> Work instructions: Extract every row below and reproduce each of its lines word for word, without changing anything.

begin Data provided

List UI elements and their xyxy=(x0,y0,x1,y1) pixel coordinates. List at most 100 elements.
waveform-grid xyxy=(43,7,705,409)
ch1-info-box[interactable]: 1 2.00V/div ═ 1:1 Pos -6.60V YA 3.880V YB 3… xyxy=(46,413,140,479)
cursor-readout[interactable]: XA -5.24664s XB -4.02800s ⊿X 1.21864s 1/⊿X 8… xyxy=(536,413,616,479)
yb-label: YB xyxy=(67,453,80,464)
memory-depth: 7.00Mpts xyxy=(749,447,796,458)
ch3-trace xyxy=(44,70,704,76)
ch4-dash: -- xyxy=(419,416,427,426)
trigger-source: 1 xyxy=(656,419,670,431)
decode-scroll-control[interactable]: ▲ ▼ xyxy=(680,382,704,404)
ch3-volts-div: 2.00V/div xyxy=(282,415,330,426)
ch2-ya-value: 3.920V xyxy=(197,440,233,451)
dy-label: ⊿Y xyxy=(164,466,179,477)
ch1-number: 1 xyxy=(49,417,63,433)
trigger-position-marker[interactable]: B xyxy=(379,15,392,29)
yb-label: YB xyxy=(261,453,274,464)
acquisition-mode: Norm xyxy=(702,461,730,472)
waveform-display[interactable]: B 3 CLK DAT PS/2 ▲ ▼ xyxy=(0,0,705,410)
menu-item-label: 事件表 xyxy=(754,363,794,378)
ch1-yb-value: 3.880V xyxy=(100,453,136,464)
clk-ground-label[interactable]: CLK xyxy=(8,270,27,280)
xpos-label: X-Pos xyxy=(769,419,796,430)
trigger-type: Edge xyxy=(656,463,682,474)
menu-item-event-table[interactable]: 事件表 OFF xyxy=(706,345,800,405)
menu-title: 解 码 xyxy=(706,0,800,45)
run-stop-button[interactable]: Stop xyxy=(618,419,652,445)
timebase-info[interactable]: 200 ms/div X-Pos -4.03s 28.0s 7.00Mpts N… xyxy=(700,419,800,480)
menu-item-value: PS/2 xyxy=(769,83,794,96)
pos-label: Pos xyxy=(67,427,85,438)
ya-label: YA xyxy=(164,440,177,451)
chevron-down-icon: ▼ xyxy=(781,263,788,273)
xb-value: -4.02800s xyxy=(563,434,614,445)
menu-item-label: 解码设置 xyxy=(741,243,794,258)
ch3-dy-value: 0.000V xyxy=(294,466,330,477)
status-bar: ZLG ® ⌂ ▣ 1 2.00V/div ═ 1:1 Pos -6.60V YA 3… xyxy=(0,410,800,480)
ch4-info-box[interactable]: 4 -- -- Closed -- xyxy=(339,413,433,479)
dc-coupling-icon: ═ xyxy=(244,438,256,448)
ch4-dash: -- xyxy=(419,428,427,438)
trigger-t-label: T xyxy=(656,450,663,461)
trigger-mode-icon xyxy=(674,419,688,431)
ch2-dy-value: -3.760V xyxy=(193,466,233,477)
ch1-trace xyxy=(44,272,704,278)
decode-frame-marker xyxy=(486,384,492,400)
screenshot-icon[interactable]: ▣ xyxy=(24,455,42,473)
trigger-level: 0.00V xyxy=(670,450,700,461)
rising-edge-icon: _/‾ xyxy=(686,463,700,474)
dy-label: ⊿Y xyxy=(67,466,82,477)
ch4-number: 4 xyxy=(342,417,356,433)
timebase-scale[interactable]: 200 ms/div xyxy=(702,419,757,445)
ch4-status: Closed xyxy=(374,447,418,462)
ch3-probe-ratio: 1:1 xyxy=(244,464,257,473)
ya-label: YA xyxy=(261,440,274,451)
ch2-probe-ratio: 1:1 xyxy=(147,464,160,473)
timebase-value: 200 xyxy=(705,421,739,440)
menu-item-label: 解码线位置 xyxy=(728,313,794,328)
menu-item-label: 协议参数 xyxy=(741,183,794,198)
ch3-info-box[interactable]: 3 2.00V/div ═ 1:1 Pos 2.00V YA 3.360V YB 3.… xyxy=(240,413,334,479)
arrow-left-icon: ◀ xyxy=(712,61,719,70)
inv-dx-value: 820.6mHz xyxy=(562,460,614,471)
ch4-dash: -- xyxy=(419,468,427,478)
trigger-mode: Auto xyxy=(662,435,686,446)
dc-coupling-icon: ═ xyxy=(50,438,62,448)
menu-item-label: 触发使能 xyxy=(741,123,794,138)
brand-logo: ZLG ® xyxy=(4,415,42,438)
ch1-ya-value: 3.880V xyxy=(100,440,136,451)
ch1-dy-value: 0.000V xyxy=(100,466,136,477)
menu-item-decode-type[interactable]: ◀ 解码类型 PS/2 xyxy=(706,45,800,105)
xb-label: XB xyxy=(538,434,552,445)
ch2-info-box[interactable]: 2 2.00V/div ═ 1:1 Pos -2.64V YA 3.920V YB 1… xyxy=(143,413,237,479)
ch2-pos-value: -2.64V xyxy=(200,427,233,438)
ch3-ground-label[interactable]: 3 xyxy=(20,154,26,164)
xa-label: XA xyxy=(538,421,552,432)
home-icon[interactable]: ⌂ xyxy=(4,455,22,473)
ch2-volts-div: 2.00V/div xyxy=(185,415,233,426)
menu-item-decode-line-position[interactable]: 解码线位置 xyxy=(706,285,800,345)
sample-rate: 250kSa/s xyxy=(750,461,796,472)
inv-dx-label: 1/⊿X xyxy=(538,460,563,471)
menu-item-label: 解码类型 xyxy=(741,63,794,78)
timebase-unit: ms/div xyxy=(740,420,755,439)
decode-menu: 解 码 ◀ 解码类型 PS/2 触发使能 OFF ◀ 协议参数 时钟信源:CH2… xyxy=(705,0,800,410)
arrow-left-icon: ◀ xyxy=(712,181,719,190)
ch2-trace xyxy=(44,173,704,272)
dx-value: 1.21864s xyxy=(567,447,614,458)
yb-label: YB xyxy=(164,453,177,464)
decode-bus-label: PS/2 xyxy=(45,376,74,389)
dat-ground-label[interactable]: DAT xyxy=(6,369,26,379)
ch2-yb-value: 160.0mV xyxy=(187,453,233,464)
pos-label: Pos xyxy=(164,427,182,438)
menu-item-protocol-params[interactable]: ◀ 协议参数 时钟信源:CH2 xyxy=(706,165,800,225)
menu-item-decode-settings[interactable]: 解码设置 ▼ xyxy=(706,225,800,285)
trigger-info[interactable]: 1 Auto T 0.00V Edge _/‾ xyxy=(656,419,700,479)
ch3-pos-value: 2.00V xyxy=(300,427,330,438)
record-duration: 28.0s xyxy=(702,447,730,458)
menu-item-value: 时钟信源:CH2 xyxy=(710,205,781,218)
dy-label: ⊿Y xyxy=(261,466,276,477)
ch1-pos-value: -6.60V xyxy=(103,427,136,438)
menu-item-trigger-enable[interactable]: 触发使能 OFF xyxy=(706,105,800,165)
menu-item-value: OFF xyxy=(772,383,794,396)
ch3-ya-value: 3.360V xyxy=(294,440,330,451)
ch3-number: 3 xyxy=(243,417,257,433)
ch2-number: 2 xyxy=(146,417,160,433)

end Data provided

> Task result:
List UI elements and their xyxy=(x0,y0,x1,y1) pixel coordinates. List at most 100 elements.
waveform-grid xyxy=(43,7,705,409)
ch1-info-box[interactable]: 1 2.00V/div ═ 1:1 Pos -6.60V YA 3.880V YB 3… xyxy=(46,413,140,479)
cursor-readout[interactable]: XA -5.24664s XB -4.02800s ⊿X 1.21864s 1/⊿X 8… xyxy=(536,413,616,479)
yb-label: YB xyxy=(67,453,80,464)
memory-depth: 7.00Mpts xyxy=(749,447,796,458)
ch3-trace xyxy=(44,70,704,76)
ch4-dash: -- xyxy=(419,416,427,426)
trigger-source: 1 xyxy=(656,419,670,431)
decode-scroll-control[interactable]: ▲ ▼ xyxy=(680,382,704,404)
ch3-volts-div: 2.00V/div xyxy=(282,415,330,426)
ch2-ya-value: 3.920V xyxy=(197,440,233,451)
dy-label: ⊿Y xyxy=(164,466,179,477)
ch1-number: 1 xyxy=(49,417,63,433)
trigger-position-marker[interactable]: B xyxy=(379,15,392,29)
yb-label: YB xyxy=(261,453,274,464)
acquisition-mode: Norm xyxy=(702,461,730,472)
waveform-display[interactable]: B 3 CLK DAT PS/2 ▲ ▼ xyxy=(0,0,705,410)
menu-item-label: 事件表 xyxy=(754,363,794,378)
ch1-yb-value: 3.880V xyxy=(100,453,136,464)
clk-ground-label[interactable]: CLK xyxy=(8,270,27,280)
xpos-label: X-Pos xyxy=(769,419,796,430)
trigger-type: Edge xyxy=(656,463,682,474)
menu-item-event-table[interactable]: 事件表 OFF xyxy=(706,345,800,405)
menu-title: 解 码 xyxy=(706,0,800,45)
run-stop-button[interactable]: Stop xyxy=(618,419,652,445)
timebase-info[interactable]: 200 ms/div X-Pos -4.03s 28.0s 7.00Mpts N… xyxy=(700,419,800,480)
menu-item-value: PS/2 xyxy=(769,83,794,96)
pos-label: Pos xyxy=(67,427,85,438)
ya-label: YA xyxy=(164,440,177,451)
chevron-down-icon: ▼ xyxy=(781,263,788,273)
xb-value: -4.02800s xyxy=(563,434,614,445)
menu-item-label: 解码设置 xyxy=(741,243,794,258)
ch3-dy-value: 0.000V xyxy=(294,466,330,477)
status-bar: ZLG ® ⌂ ▣ 1 2.00V/div ═ 1:1 Pos -6.60V YA 3… xyxy=(0,410,800,480)
ch4-info-box[interactable]: 4 -- -- Closed -- xyxy=(339,413,433,479)
dc-coupling-icon: ═ xyxy=(244,438,256,448)
ch4-dash: -- xyxy=(419,428,427,438)
trigger-t-label: T xyxy=(656,450,663,461)
trigger-mode-icon xyxy=(674,419,688,431)
ch2-dy-value: -3.760V xyxy=(193,466,233,477)
ch1-trace xyxy=(44,272,704,278)
decode-frame-marker xyxy=(486,384,492,400)
screenshot-icon[interactable]: ▣ xyxy=(24,455,42,473)
trigger-level: 0.00V xyxy=(670,450,700,461)
rising-edge-icon: _/‾ xyxy=(686,463,700,474)
dy-label: ⊿Y xyxy=(67,466,82,477)
ch4-number: 4 xyxy=(342,417,356,433)
timebase-scale[interactable]: 200 ms/div xyxy=(702,419,757,445)
ch4-status: Closed xyxy=(374,447,418,462)
ch3-probe-ratio: 1:1 xyxy=(244,464,257,473)
ya-label: YA xyxy=(261,440,274,451)
ch2-probe-ratio: 1:1 xyxy=(147,464,160,473)
timebase-value: 200 xyxy=(705,421,739,440)
menu-item-label: 解码线位置 xyxy=(728,313,794,328)
menu-item-label: 协议参数 xyxy=(741,183,794,198)
ch3-info-box[interactable]: 3 2.00V/div ═ 1:1 Pos 2.00V YA 3.360V YB 3.… xyxy=(240,413,334,479)
arrow-left-icon: ◀ xyxy=(712,61,719,70)
inv-dx-value: 820.6mHz xyxy=(562,460,614,471)
ch4-dash: -- xyxy=(419,468,427,478)
trigger-mode: Auto xyxy=(662,435,686,446)
dc-coupling-icon: ═ xyxy=(50,438,62,448)
menu-item-label: 触发使能 xyxy=(741,123,794,138)
brand-logo: ZLG ® xyxy=(4,415,42,438)
ch1-ya-value: 3.880V xyxy=(100,440,136,451)
ch1-dy-value: 0.000V xyxy=(100,466,136,477)
menu-item-decode-type[interactable]: ◀ 解码类型 PS/2 xyxy=(706,45,800,105)
xb-label: XB xyxy=(538,434,552,445)
ch2-info-box[interactable]: 2 2.00V/div ═ 1:1 Pos -2.64V YA 3.920V YB 1… xyxy=(143,413,237,479)
ch2-pos-value: -2.64V xyxy=(200,427,233,438)
ch3-ground-label[interactable]: 3 xyxy=(20,154,26,164)
xa-label: XA xyxy=(538,421,552,432)
home-icon[interactable]: ⌂ xyxy=(4,455,22,473)
ch2-volts-div: 2.00V/div xyxy=(185,415,233,426)
menu-item-decode-line-position[interactable]: 解码线位置 xyxy=(706,285,800,345)
sample-rate: 250kSa/s xyxy=(750,461,796,472)
inv-dx-label: 1/⊿X xyxy=(538,460,563,471)
menu-item-label: 解码类型 xyxy=(741,63,794,78)
timebase-unit: ms/div xyxy=(740,420,755,439)
decode-menu: 解 码 ◀ 解码类型 PS/2 触发使能 OFF ◀ 协议参数 时钟信源:CH2… xyxy=(705,0,800,410)
arrow-left-icon: ◀ xyxy=(712,181,719,190)
ch2-trace xyxy=(44,173,704,272)
dx-value: 1.21864s xyxy=(567,447,614,458)
yb-label: YB xyxy=(164,453,177,464)
decode-bus-label: PS/2 xyxy=(45,376,74,389)
dat-ground-label[interactable]: DAT xyxy=(6,369,26,379)
ch2-yb-value: 160.0mV xyxy=(187,453,233,464)
pos-label: Pos xyxy=(164,427,182,438)
menu-item-protocol-params[interactable]: ◀ 协议参数 时钟信源:CH2 xyxy=(706,165,800,225)
menu-item-decode-settings[interactable]: 解码设置 ▼ xyxy=(706,225,800,285)
trigger-info[interactable]: 1 Auto T 0.00V Edge _/‾ xyxy=(656,419,700,479)
ch3-pos-value: 2.00V xyxy=(300,427,330,438)
record-duration: 28.0s xyxy=(702,447,730,458)
menu-item-value: 时钟信源:CH2 xyxy=(710,205,781,218)
dy-label: ⊿Y xyxy=(261,466,276,477)
ch1-pos-value: -6.60V xyxy=(103,427,136,438)
menu-item-trigger-enable[interactable]: 触发使能 OFF xyxy=(706,105,800,165)
menu-item-value: OFF xyxy=(772,383,794,396)
ch3-ya-value: 3.360V xyxy=(294,440,330,451)
ch3-number: 3 xyxy=(243,417,257,433)
ch2-number: 2 xyxy=(146,417,160,433)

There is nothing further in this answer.